- **GIVEN REQUEST**: Scan the listing below. Report each line that includes "color".

- **MATERIAL FOR THE TASK**:
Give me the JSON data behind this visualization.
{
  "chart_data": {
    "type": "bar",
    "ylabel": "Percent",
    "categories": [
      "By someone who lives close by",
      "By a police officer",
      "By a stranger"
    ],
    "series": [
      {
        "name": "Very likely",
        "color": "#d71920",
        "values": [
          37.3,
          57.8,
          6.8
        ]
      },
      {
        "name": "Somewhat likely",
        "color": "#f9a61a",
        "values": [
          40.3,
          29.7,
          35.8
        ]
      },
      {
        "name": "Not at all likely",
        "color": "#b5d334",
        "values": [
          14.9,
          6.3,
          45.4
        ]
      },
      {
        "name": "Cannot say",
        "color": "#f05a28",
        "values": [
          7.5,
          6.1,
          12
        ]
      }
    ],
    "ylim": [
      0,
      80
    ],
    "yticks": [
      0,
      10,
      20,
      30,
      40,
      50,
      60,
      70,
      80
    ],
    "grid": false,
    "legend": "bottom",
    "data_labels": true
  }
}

- **IN RESPONSE**:
        "color": "#d71920",
        "color": "#f9a61a",
        "color": "#b5d334",
        "color": "#f05a28",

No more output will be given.